Quando a Memória Se Desfaz, Mas a Vida Permanece

“Hoje estou meio desanimado. Tem dias que estou regando as plantas… e elas não estão lá.” [...]

Hoje estou meio desanimado. Tem dias que estou regando as plantas… e elas não estão lá.”

Foi assim que ele me recebeu, certa manhã. Um homem de 56 anos, profissional autônomo bem-sucedido, em Psicoterapia em Base Analítica, quando recebeu um diagnóstico que redesenha destinos: Alzheimer precoce.

A notícia não trouxe desespero, mas uma serena lucidez. Conversamos sobre a vida que muda, sobre os privilégios e também sobre a necessidade de aceitar e ressignificar. Ele dizia: “Ah Vera, o que me vale é o que está dentro de mim há muito tempo: as memórias afetivas que sustentam o meu presente.

O impacto de um diagnóstico assim, em idade ainda produtiva, não se limita ao indivíduo. Envolve família, médicos, psicólogos e outros profissionais. Exige um replanejamento de vida e de vínculos. Segundo a Alzheimer’s Disease International, mais de 55 milhões de pessoas no mundo vivem hoje com alguma forma de demência e esse número pode dobrar até 2050. O desafio se soma às desigualdades de acesso ao cuidado e à sobrecarga das famílias e do universo no entorno.

E, no entanto, em cada encontro terapêutico, havia clareza e maturidade.

OS DADOS:
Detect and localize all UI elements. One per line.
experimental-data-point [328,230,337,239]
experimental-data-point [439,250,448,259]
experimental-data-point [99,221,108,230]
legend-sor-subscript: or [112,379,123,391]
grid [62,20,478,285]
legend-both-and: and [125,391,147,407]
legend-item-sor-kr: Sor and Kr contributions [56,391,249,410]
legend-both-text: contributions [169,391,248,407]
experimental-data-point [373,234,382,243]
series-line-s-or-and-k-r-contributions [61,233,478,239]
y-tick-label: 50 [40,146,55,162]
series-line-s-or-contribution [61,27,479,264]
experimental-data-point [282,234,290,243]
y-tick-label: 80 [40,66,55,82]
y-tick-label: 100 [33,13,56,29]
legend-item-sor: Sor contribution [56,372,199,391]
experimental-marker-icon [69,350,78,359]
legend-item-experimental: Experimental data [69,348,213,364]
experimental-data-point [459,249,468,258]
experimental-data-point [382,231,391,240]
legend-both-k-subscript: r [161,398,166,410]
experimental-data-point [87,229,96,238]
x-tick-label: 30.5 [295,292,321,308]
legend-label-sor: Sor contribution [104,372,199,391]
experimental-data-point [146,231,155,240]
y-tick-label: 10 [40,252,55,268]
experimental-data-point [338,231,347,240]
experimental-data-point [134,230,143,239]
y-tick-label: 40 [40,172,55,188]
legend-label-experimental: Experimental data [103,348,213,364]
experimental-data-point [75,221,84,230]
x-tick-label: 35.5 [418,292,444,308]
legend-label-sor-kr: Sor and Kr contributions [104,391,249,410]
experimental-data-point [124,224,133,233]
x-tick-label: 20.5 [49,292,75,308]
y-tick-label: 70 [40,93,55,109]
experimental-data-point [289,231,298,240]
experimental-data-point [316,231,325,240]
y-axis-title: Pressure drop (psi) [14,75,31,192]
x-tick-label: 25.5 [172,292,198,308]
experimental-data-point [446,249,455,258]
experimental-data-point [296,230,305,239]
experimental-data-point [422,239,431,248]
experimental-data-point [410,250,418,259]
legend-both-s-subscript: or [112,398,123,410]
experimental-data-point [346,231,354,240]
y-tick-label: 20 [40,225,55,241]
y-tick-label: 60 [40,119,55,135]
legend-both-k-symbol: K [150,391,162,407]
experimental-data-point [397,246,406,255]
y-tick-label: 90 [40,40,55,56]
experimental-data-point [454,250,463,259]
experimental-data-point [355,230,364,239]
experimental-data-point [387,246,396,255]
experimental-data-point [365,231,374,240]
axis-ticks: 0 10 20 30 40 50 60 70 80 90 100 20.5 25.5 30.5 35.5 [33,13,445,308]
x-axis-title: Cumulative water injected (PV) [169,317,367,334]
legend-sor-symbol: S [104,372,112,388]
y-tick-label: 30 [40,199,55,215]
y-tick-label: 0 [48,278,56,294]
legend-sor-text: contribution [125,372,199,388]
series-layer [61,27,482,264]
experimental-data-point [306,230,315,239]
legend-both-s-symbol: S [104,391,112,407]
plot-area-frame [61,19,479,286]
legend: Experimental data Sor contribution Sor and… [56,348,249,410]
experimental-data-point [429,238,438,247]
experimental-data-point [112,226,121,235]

DESCRIÇÃO DO EXERCÍCIO:
Por favor, reescreva o trecho sobre o Alzheimer precoce, tudo desde "A notícia não" até "universo no entorno.", trocando "médicos" por "neurologistas". As entradas não têm nenhum papel aqui.

RESPOSTA:
A notícia não trouxe desespero, mas uma serena lucidez. Conversamos sobre a vida que muda, sobre os privilégios e também sobre a necessidade de aceitar e ressignificar. Ele dizia: “Ah Vera, o que me vale é o que está dentro de mim há muito tempo: as memórias afetivas que sustentam o meu presente.

O impacto de um diagnóstico assim, em idade ainda produtiva, não se limita ao indivíduo. Envolve família, neurologistas, psicólogos e outros profissionais. Exige um replanejamento de vida e de vínculos. Segundo a Alzheimer’s Disease International, mais de 55 milhões de pessoas no mundo vivem hoje com alguma forma de demência e esse número pode dobrar até 2050. O desafio se soma às desigualdades de acesso ao cuidado e à sobrecarga das famílias e do universo no entorno.